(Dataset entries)
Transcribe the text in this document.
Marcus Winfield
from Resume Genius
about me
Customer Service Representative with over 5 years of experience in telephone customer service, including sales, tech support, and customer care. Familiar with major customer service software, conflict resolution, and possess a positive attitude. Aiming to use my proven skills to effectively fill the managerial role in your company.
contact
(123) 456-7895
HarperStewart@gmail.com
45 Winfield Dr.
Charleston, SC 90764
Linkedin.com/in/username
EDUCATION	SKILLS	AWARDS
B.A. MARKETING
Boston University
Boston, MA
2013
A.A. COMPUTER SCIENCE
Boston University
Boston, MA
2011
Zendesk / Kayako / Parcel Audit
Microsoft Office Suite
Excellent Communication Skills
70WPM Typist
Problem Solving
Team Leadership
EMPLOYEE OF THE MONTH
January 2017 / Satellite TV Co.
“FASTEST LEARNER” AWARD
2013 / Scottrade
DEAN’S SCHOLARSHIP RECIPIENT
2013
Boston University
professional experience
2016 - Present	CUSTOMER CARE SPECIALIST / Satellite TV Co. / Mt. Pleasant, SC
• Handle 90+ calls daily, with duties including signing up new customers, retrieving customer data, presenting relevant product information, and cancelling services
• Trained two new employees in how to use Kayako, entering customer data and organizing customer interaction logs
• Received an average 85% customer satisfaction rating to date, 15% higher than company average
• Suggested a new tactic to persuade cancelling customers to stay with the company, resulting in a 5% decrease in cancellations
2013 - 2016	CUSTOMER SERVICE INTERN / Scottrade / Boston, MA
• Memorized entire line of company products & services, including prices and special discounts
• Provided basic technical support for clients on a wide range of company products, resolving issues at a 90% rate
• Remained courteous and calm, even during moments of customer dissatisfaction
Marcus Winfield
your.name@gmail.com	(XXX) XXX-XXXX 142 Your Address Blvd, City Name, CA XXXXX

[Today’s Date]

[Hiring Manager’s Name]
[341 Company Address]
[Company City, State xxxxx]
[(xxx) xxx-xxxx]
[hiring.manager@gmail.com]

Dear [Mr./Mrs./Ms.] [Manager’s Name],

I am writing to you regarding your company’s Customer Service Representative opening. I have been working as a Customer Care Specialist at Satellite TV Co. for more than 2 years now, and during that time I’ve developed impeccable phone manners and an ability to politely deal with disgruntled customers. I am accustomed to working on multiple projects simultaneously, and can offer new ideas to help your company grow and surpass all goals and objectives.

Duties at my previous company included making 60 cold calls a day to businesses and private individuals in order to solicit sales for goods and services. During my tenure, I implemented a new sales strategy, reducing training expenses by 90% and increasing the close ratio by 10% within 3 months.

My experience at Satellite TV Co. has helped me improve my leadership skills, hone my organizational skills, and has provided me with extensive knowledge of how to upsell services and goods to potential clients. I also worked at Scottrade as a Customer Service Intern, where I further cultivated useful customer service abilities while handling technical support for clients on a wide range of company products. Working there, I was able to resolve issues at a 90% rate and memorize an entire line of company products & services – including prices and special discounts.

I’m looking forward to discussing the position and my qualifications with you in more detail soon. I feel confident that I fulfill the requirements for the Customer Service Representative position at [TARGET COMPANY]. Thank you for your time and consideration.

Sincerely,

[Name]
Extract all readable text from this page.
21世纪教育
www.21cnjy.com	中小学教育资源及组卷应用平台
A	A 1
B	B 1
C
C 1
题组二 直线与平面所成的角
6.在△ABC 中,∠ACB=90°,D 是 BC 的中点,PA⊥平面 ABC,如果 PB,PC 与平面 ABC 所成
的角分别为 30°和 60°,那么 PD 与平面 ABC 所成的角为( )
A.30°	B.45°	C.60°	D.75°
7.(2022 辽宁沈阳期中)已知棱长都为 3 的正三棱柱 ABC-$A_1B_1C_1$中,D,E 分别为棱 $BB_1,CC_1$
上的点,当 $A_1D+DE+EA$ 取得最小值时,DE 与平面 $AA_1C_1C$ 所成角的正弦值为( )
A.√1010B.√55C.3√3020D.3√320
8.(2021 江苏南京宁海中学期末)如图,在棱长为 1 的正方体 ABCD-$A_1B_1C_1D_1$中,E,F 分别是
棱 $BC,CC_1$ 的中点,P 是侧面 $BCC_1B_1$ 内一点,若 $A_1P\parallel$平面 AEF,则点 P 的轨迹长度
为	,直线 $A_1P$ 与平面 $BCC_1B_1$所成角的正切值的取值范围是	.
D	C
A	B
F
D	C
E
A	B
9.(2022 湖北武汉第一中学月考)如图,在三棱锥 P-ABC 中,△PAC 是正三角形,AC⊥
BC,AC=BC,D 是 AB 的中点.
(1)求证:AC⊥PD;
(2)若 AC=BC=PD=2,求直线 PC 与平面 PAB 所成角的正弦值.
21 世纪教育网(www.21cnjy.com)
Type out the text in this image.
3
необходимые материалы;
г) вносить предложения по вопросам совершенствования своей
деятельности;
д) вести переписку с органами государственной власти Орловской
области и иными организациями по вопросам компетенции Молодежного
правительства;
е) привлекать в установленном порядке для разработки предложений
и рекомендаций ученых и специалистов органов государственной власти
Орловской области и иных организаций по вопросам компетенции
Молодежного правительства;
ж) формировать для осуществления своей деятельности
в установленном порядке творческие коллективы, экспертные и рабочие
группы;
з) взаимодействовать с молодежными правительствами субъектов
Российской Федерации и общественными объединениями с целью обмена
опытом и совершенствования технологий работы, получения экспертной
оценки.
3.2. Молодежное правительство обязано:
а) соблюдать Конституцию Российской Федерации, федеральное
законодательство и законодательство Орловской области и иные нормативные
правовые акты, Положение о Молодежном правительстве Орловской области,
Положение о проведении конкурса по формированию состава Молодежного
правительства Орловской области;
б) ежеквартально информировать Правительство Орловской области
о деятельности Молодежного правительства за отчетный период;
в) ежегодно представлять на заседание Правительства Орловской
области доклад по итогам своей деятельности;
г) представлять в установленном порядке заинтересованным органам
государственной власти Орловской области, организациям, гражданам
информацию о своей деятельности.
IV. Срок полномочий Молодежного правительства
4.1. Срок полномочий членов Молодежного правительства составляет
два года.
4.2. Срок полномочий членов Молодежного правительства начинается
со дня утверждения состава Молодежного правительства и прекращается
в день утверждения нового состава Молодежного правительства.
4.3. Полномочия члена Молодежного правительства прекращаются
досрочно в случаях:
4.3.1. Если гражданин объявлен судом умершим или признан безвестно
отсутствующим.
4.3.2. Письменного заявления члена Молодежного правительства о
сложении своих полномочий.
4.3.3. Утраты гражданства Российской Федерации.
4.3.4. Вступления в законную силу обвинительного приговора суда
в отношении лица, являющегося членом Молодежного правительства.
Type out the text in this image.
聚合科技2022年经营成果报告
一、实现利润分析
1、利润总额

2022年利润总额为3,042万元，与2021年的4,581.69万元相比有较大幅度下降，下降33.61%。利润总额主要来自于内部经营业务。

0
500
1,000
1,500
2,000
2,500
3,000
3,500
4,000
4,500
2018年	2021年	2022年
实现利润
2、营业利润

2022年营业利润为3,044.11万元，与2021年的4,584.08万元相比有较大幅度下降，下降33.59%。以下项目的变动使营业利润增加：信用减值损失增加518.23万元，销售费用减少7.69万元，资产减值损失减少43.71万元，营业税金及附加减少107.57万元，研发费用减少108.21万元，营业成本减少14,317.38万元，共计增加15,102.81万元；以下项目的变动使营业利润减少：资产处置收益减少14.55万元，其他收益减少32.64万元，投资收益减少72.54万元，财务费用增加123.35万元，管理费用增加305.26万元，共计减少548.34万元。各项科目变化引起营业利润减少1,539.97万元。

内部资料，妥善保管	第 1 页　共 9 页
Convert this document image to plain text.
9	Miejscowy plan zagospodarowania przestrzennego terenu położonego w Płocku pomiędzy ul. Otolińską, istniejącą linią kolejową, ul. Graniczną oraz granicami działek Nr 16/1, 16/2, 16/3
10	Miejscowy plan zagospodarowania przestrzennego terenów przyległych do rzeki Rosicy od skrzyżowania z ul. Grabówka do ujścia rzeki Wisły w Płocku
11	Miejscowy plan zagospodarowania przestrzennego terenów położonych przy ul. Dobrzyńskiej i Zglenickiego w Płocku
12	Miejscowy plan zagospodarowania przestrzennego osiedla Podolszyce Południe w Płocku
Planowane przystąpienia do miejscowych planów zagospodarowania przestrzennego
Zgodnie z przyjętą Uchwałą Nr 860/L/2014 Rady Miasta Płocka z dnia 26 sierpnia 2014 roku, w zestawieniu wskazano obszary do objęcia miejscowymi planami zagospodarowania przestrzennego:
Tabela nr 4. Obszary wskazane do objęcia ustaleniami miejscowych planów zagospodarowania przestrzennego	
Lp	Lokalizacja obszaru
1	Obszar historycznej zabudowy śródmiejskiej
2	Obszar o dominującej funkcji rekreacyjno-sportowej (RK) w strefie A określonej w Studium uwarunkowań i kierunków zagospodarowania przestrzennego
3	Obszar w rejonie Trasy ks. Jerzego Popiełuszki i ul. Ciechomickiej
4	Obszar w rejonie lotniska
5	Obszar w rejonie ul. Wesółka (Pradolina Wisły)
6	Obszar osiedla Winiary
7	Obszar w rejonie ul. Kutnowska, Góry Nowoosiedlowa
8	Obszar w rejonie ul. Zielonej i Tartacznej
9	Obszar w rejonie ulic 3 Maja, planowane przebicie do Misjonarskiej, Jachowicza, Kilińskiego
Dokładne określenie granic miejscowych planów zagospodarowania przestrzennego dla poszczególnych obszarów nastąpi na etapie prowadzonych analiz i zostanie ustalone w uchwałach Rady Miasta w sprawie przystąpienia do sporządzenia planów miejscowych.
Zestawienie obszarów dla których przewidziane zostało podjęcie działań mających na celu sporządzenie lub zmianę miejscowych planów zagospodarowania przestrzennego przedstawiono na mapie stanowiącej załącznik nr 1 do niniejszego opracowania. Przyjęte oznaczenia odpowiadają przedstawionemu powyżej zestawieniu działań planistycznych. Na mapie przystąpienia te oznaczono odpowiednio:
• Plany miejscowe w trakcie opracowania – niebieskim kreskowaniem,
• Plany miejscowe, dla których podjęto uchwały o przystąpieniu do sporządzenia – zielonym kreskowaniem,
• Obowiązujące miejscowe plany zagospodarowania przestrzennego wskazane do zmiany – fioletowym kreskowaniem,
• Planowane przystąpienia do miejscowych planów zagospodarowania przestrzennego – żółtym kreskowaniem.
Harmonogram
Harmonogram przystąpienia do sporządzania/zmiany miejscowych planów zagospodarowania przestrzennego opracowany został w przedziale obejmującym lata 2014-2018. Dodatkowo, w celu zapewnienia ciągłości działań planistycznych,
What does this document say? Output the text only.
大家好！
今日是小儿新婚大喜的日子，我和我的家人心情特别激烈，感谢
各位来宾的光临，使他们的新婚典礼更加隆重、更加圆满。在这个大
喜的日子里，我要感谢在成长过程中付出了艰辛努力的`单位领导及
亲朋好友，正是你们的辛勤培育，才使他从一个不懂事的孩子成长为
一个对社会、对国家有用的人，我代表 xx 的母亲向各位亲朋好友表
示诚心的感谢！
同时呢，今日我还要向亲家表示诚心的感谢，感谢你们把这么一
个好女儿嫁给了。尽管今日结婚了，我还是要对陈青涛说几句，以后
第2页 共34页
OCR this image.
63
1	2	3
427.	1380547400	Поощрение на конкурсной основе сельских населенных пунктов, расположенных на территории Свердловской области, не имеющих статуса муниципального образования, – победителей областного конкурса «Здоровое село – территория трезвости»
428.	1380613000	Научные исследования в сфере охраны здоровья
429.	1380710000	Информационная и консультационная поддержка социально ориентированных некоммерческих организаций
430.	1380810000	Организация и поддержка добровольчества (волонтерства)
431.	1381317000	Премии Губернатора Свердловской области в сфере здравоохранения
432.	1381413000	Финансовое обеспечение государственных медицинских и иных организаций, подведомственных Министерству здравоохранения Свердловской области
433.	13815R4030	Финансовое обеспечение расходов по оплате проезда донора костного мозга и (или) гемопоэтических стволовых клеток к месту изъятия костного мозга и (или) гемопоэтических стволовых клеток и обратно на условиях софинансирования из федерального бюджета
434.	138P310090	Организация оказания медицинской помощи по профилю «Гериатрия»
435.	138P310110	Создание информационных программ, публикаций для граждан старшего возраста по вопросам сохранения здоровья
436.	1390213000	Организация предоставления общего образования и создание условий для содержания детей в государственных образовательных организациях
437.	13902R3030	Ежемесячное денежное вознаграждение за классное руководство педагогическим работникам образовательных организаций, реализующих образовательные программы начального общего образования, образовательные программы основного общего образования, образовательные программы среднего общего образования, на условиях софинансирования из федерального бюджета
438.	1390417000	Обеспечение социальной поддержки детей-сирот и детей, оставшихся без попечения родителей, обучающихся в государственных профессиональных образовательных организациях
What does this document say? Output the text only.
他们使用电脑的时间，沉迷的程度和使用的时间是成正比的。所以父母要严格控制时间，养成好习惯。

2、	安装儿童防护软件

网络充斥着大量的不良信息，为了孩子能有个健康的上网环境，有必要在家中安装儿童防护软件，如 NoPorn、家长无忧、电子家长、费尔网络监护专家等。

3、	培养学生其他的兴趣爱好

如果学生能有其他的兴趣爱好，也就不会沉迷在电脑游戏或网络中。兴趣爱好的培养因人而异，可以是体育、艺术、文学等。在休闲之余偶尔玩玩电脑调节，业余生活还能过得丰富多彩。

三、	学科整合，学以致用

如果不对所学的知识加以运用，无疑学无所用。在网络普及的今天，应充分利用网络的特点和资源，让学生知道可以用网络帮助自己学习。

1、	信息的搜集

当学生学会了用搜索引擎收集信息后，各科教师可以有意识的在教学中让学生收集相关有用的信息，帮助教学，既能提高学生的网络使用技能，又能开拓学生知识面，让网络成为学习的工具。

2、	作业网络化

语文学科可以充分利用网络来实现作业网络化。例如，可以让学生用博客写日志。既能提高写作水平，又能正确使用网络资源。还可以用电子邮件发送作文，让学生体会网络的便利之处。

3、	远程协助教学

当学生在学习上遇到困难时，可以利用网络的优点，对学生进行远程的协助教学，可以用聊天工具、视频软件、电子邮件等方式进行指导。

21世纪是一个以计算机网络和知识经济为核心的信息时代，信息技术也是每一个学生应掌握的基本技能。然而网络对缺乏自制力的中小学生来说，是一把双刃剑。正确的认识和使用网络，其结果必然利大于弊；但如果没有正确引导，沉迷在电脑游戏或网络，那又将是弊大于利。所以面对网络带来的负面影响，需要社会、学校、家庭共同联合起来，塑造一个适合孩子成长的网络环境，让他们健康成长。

* TASK DETAILS *
Search the data above for the string "Орловской" and copy each line that has it.

* EXPECTED ANSWER *
д) вести переписку с органами государственной власти Орловской
Орловской области и иных организаций по вопросам компетенции
законодательство и законодательство Орловской области и иные нормативные
правовые акты, Положение о Молодежном правительстве Орловской области,
правительства Орловской области;
б) ежеквартально информировать Правительство Орловской области
в) ежегодно представлять на заседание Правительства Орловской
государственной власти Орловской области, организациям, гражданам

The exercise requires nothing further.